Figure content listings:
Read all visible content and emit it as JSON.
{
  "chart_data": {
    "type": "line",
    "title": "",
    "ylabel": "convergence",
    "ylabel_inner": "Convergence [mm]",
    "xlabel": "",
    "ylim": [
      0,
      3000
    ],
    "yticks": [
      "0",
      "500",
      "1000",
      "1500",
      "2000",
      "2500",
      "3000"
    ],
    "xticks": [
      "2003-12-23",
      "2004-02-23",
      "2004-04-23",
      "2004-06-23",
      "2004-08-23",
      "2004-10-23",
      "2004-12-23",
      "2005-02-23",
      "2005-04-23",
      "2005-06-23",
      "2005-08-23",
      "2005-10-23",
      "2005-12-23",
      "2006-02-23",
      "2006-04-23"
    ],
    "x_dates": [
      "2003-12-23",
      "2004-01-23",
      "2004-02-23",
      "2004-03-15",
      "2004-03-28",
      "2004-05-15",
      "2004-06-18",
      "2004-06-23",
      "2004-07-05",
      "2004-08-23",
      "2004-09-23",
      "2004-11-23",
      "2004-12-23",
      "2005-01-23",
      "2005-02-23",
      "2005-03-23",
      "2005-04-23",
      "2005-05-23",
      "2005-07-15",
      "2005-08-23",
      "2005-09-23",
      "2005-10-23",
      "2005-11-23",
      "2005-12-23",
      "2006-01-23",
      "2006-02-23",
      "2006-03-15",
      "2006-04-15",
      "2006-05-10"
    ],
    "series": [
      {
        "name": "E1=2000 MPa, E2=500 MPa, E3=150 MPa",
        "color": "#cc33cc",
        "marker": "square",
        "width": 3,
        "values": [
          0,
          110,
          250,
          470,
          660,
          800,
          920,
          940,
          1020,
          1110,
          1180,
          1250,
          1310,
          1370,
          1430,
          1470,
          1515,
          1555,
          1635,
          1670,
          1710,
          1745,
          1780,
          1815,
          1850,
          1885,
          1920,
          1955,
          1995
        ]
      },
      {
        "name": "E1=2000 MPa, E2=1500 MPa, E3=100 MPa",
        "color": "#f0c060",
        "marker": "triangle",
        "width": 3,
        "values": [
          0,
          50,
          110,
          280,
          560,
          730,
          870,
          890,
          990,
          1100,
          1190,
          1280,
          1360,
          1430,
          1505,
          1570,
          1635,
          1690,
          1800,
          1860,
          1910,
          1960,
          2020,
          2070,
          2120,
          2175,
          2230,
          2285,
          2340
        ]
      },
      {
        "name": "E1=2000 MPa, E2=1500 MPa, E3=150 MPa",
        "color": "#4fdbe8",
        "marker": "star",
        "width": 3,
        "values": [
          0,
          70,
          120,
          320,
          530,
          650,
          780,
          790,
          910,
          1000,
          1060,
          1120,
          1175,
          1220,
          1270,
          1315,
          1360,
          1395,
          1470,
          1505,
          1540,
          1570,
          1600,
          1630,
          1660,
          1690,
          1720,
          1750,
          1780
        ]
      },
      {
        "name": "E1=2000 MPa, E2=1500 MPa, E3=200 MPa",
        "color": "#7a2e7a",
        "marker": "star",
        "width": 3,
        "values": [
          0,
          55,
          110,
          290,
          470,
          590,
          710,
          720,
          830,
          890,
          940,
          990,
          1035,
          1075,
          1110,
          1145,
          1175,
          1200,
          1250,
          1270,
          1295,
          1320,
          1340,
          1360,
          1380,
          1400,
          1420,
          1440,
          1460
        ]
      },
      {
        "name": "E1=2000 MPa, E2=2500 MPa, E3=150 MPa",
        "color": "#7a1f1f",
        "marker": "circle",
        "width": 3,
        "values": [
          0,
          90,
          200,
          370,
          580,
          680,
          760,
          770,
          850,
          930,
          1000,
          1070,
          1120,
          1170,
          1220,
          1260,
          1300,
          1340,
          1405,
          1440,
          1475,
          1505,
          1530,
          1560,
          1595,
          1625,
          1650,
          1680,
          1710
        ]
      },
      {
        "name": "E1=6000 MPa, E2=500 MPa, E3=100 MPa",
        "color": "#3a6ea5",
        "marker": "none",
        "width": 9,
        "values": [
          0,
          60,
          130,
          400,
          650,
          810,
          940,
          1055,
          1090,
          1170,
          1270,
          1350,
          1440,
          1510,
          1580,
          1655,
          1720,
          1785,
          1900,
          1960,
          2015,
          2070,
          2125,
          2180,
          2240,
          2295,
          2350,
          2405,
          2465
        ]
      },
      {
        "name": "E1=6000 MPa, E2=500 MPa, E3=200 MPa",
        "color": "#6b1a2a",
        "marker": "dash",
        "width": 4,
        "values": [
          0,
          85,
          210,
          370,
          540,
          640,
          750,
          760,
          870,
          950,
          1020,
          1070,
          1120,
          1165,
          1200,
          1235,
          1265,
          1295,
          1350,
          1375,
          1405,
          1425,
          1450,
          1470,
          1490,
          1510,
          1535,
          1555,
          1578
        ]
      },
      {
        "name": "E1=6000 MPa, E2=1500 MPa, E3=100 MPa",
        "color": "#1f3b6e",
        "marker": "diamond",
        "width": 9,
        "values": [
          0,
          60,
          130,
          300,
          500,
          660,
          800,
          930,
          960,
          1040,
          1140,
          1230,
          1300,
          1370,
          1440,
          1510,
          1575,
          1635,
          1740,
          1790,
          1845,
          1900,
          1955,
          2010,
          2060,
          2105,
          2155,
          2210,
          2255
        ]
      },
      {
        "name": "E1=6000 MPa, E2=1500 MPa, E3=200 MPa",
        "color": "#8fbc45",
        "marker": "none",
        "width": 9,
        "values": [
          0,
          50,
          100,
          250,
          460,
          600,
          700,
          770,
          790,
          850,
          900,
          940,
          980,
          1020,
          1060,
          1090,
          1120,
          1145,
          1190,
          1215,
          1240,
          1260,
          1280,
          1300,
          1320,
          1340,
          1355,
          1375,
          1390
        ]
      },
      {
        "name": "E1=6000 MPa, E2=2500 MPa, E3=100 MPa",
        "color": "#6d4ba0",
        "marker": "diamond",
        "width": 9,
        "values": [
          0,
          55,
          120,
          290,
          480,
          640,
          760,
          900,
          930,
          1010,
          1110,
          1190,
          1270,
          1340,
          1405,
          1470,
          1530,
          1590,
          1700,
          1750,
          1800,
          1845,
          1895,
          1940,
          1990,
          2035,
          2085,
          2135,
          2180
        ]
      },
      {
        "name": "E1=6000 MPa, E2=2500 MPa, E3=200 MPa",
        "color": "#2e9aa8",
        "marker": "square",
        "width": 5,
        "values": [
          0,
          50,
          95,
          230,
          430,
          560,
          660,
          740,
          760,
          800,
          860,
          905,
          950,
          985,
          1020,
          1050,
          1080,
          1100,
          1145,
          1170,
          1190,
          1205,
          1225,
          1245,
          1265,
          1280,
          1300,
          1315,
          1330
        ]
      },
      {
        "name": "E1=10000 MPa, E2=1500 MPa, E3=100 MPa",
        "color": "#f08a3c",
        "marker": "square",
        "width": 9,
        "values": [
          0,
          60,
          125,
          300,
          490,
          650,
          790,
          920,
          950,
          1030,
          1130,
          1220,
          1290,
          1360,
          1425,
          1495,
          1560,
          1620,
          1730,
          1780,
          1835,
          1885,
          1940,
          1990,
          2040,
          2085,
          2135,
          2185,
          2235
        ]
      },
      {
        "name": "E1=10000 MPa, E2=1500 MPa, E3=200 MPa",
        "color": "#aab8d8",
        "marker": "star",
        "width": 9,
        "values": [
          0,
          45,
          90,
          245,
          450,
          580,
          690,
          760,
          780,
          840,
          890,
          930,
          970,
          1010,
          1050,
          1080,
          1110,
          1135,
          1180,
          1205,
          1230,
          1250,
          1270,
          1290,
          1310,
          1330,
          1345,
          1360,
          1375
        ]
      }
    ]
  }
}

* **Work instructions**: Restate each entry exactly, skipping none.

* **Response to the task**:
Read all visible content and emit it as JSON.
{
  "chart_data": {
    "type": "line",
    "title": "",
    "ylabel": "convergence",
    "ylabel_inner": "Convergence [mm]",
    "xlabel": "",
    "ylim": [
      0,
      3000
    ],
    "yticks": [
      "0",
      "500",
      "1000",
      "1500",
      "2000",
      "2500",
      "3000"
    ],
    "xticks": [
      "2003-12-23",
      "2004-02-23",
      "2004-04-23",
      "2004-06-23",
      "2004-08-23",
      "2004-10-23",
      "2004-12-23",
      "2005-02-23",
      "2005-04-23",
      "2005-06-23",
      "2005-08-23",
      "2005-10-23",
      "2005-12-23",
      "2006-02-23",
      "2006-04-23"
    ],
    "x_dates": [
      "2003-12-23",
      "2004-01-23",
      "2004-02-23",
      "2004-03-15",
      "2004-03-28",
      "2004-05-15",
      "2004-06-18",
      "2004-06-23",
      "2004-07-05",
      "2004-08-23",
      "2004-09-23",
      "2004-11-23",
      "2004-12-23",
      "2005-01-23",
      "2005-02-23",
      "2005-03-23",
      "2005-04-23",
      "2005-05-23",
      "2005-07-15",
      "2005-08-23",
      "2005-09-23",
      "2005-10-23",
      "2005-11-23",
      "2005-12-23",
      "2006-01-23",
      "2006-02-23",
      "2006-03-15",
      "2006-04-15",
      "2006-05-10"
    ],
    "series": [
      {
        "name": "E1=2000 MPa, E2=500 MPa, E3=150 MPa",
        "color": "#cc33cc",
        "marker": "square",
        "width": 3,
        "values": [
          0,
          110,
          250,
          470,
          660,
          800,
          920,
          940,
          1020,
          1110,
          1180,
          1250,
          1310,
          1370,
          1430,
          1470,
          1515,
          1555,
          1635,
          1670,
          1710,
          1745,
          1780,
          1815,
          1850,
          1885,
          1920,
          1955,
          1995
        ]
      },
      {
        "name": "E1=2000 MPa, E2=1500 MPa, E3=100 MPa",
        "color": "#f0c060",
        "marker": "triangle",
        "width": 3,
        "values": [
          0,
          50,
          110,
          280,
          560,
          730,
          870,
          890,
          990,
          1100,
          1190,
          1280,
          1360,
          1430,
          1505,
          1570,
          1635,
          1690,
          1800,
          1860,
          1910,
          1960,
          2020,
          2070,
          2120,
          2175,
          2230,
          2285,
          2340
        ]
      },
      {
        "name": "E1=2000 MPa, E2=1500 MPa, E3=150 MPa",
        "color": "#4fdbe8",
        "marker": "star",
        "width": 3,
        "values": [
          0,
          70,
          120,
          320,
          530,
          650,
          780,
          790,
          910,
          1000,
          1060,
          1120,
          1175,
          1220,
          1270,
          1315,
          1360,
          1395,
          1470,
          1505,
          1540,
          1570,
          1600,
          1630,
          1660,
          1690,
          1720,
          1750,
          1780
        ]
      },
      {
        "name": "E1=2000 MPa, E2=1500 MPa, E3=200 MPa",
        "color": "#7a2e7a",
        "marker": "star",
        "width": 3,
        "values": [
          0,
          55,
          110,
          290,
          470,
          590,
          710,
          720,
          830,
          890,
          940,
          990,
          1035,
          1075,
          1110,
          1145,
          1175,
          1200,
          1250,
          1270,
          1295,
          1320,
          1340,
          1360,
          1380,
          1400,
          1420,
          1440,
          1460
        ]
      },
      {
        "name": "E1=2000 MPa, E2=2500 MPa, E3=150 MPa",
        "color": "#7a1f1f",
        "marker": "circle",
        "width": 3,
        "values": [
          0,
          90,
          200,
          370,
          580,
          680,
          760,
          770,
          850,
          930,
          1000,
          1070,
          1120,
          1170,
          1220,
          1260,
          1300,
          1340,
          1405,
          1440,
          1475,
          1505,
          1530,
          1560,
          1595,
          1625,
          1650,
          1680,
          1710
        ]
      },
      {
        "name": "E1=6000 MPa, E2=500 MPa, E3=100 MPa",
        "color": "#3a6ea5",
        "marker": "none",
        "width": 9,
        "values": [
          0,
          60,
          130,
          400,
          650,
          810,
          940,
          1055,
          1090,
          1170,
          1270,
          1350,
          1440,
          1510,
          1580,
          1655,
          1720,
          1785,
          1900,
          1960,
          2015,
          2070,
          2125,
          2180,
          2240,
          2295,
          2350,
          2405,
          2465
        ]
      },
      {
        "name": "E1=6000 MPa, E2=500 MPa, E3=200 MPa",
        "color": "#6b1a2a",
        "marker": "dash",
        "width": 4,
        "values": [
          0,
          85,
          210,
          370,
          540,
          640,
          750,
          760,
          870,
          950,
          1020,
          1070,
          1120,
          1165,
          1200,
          1235,
          1265,
          1295,
          1350,
          1375,
          1405,
          1425,
          1450,
          1470,
          1490,
          1510,
          1535,
          1555,
          1578
        ]
      },
      {
        "name": "E1=6000 MPa, E2=1500 MPa, E3=100 MPa",
        "color": "#1f3b6e",
        "marker": "diamond",
        "width": 9,
        "values": [
          0,
          60,
          130,
          300,
          500,
          660,
          800,
          930,
          960,
          1040,
          1140,
          1230,
          1300,
          1370,
          1440,
          1510,
          1575,
          1635,
          1740,
          1790,
          1845,
          1900,
          1955,
          2010,
          2060,
          2105,
          2155,
          2210,
          2255
        ]
      },
      {
        "name": "E1=6000 MPa, E2=1500 MPa, E3=200 MPa",
        "color": "#8fbc45",
        "marker": "none",
        "width": 9,
        "values": [
          0,
          50,
          100,
          250,
          460,
          600,
          700,
          770,
          790,
          850,
          900,
          940,
          980,
          1020,
          1060,
          1090,
          1120,
          1145,
          1190,
          1215,
          1240,
          1260,
          1280,
          1300,
          1320,
          1340,
          1355,
          1375,
          1390
        ]
      },
      {
        "name": "E1=6000 MPa, E2=2500 MPa, E3=100 MPa",
        "color": "#6d4ba0",
        "marker": "diamond",
        "width": 9,
        "values": [
          0,
          55,
          120,
          290,
          480,
          640,
          760,
          900,
          930,
          1010,
          1110,
          1190,
          1270,
          1340,
          1405,
          1470,
          1530,
          1590,
          1700,
          1750,
          1800,
          1845,
          1895,
          1940,
          1990,
          2035,
          2085,
          2135,
          2180
        ]
      },
      {
        "name": "E1=6000 MPa, E2=2500 MPa, E3=200 MPa",
        "color": "#2e9aa8",
        "marker": "square",
        "width": 5,
        "values": [
          0,
          50,
          95,
          230,
          430,
          560,
          660,
          740,
          760,
          800,
          860,
          905,
          950,
          985,
          1020,
          1050,
          1080,
          1100,
          1145,
          1170,
          1190,
          1205,
          1225,
          1245,
          1265,
          1280,
          1300,
          1315,
          1330
        ]
      },
      {
        "name": "E1=10000 MPa, E2=1500 MPa, E3=100 MPa",
        "color": "#f08a3c",
        "marker": "square",
        "width": 9,
        "values": [
          0,
          60,
          125,
          300,
          490,
          650,
          790,
          920,
          950,
          1030,
          1130,
          1220,
          1290,
          1360,
          1425,
          1495,
          1560,
          1620,
          1730,
          1780,
          1835,
          1885,
          1940,
          1990,
          2040,
          2085,
          2135,
          2185,
          2235
        ]
      },
      {
        "name": "E1=10000 MPa, E2=1500 MPa, E3=200 MPa",
        "color": "#aab8d8",
        "marker": "star",
        "width": 9,
        "values": [
          0,
          45,
          90,
          245,
          450,
          580,
          690,
          760,
          780,
          840,
          890,
          930,
          970,
          1010,
          1050,
          1080,
          1110,
          1135,
          1180,
          1205,
          1230,
          1250,
          1270,
          1290,
          1310,
          1330,
          1345,
          1360,
          1375
        ]
      }
    ]
  }
}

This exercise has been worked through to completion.